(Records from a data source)
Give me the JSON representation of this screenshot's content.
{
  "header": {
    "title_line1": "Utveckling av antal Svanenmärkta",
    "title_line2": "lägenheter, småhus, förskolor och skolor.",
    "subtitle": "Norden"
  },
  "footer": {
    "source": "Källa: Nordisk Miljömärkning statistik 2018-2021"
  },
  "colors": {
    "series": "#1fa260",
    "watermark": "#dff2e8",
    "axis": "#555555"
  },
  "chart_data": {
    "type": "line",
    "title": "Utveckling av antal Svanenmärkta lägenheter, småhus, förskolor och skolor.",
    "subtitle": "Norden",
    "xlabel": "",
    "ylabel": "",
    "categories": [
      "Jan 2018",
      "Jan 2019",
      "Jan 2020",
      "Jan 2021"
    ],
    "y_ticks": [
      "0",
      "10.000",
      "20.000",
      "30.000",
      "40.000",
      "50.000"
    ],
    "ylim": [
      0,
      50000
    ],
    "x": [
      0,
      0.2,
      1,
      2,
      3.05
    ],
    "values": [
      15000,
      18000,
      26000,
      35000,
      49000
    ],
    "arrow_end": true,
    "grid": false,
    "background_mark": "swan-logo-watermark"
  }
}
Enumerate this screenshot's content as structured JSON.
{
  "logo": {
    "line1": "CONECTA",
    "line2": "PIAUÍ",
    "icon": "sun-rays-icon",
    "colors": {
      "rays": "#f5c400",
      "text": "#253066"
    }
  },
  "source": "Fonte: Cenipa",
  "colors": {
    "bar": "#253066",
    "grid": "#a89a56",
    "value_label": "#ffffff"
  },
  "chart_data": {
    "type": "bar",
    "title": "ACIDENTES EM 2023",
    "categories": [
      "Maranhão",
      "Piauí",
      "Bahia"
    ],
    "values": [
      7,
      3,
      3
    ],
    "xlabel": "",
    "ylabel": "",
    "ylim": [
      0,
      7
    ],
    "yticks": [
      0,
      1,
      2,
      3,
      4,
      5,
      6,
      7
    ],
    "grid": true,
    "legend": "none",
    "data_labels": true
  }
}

---

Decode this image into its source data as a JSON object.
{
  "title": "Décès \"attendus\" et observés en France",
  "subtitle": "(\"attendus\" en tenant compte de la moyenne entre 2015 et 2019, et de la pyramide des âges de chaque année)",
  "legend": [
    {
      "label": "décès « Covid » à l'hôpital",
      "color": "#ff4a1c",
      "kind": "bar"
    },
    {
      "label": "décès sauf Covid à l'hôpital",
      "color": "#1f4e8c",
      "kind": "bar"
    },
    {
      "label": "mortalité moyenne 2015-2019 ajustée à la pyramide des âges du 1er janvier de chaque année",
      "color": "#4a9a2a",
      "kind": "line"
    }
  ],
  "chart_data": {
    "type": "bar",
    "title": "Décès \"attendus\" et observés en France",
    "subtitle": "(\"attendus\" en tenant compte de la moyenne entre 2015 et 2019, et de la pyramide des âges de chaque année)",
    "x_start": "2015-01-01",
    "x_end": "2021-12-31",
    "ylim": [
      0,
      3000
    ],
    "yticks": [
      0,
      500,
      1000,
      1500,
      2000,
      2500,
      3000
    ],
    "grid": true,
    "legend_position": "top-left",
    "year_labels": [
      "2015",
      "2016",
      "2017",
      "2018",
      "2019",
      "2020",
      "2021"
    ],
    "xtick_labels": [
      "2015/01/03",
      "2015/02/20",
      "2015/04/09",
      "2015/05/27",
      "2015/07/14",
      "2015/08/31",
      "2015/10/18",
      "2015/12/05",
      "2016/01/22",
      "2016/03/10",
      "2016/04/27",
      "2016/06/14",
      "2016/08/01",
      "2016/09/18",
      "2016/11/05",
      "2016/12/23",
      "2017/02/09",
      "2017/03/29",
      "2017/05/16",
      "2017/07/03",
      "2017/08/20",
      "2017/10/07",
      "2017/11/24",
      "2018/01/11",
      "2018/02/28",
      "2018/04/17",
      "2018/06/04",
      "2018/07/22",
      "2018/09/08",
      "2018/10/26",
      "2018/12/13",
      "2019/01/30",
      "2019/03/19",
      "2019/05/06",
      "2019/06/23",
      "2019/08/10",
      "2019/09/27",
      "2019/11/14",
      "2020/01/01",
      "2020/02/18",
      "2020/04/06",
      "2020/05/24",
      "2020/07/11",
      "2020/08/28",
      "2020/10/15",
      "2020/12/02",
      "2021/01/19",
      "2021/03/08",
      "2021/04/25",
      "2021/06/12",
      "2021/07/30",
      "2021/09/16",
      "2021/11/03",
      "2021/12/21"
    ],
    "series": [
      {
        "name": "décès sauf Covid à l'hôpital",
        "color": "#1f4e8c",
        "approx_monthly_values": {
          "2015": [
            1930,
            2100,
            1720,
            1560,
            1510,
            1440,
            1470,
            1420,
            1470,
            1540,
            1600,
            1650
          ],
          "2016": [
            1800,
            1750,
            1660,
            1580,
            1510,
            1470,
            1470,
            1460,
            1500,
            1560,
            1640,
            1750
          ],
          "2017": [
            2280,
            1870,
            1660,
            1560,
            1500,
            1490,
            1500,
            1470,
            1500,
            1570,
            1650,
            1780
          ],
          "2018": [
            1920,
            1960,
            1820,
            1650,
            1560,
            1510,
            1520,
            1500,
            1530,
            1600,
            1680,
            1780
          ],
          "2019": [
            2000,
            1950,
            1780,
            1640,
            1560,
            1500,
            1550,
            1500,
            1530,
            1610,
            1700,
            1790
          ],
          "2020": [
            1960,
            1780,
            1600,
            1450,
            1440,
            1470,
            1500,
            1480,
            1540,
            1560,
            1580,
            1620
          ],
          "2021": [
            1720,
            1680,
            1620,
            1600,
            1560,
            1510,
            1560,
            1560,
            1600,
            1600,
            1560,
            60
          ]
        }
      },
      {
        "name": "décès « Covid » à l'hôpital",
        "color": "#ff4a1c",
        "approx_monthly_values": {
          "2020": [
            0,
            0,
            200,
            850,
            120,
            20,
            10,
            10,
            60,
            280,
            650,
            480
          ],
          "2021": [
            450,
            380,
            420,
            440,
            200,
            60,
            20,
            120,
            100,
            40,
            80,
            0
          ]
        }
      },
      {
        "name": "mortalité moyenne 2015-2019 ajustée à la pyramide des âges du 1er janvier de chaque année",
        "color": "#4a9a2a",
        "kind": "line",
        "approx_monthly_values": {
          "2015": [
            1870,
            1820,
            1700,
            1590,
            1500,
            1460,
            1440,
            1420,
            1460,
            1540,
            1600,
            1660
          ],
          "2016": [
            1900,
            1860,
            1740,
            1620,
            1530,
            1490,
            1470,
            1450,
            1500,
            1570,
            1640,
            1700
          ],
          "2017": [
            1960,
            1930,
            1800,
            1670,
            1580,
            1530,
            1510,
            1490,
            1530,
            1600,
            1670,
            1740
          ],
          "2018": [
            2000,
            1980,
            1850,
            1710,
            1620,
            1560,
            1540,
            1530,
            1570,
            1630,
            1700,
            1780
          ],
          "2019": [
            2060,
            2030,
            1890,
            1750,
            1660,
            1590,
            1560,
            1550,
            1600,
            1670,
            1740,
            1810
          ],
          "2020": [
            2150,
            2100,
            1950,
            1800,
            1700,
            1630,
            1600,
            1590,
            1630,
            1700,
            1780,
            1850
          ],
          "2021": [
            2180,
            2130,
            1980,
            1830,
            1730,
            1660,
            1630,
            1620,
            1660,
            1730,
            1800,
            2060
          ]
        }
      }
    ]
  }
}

GIVEN EXERCISE: Tell how many lines contain the word "true", using only the number.

WRITTEN REPLY: 4